- REQUEST: Reproduce the material below with "bounding box" switched to "enclosing rectangle" and every other character left as it is.

- RECORDS PROVIDED:
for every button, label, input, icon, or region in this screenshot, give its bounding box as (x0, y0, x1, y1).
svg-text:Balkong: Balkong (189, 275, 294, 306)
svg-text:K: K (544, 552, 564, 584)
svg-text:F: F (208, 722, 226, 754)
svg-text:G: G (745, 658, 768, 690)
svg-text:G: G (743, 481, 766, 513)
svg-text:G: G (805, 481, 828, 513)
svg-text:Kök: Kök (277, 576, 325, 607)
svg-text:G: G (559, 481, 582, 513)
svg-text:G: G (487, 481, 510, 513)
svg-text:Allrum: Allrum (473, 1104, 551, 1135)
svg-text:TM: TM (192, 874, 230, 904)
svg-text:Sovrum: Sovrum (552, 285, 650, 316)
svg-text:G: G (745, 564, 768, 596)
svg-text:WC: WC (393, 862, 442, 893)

- TASK SOLUTION:
for every button, label, input, icon, or region in this screenshot, give its enclosing rectangle as (x0, y0, x1, y1).
svg-text:Balkong: Balkong (189, 275, 294, 306)
svg-text:K: K (544, 552, 564, 584)
svg-text:F: F (208, 722, 226, 754)
svg-text:G: G (745, 658, 768, 690)
svg-text:G: G (743, 481, 766, 513)
svg-text:G: G (805, 481, 828, 513)
svg-text:Kök: Kök (277, 576, 325, 607)
svg-text:G: G (559, 481, 582, 513)
svg-text:G: G (487, 481, 510, 513)
svg-text:Allrum: Allrum (473, 1104, 551, 1135)
svg-text:TM: TM (192, 874, 230, 904)
svg-text:Sovrum: Sovrum (552, 285, 650, 316)
svg-text:G: G (745, 564, 768, 596)
svg-text:WC: WC (393, 862, 442, 893)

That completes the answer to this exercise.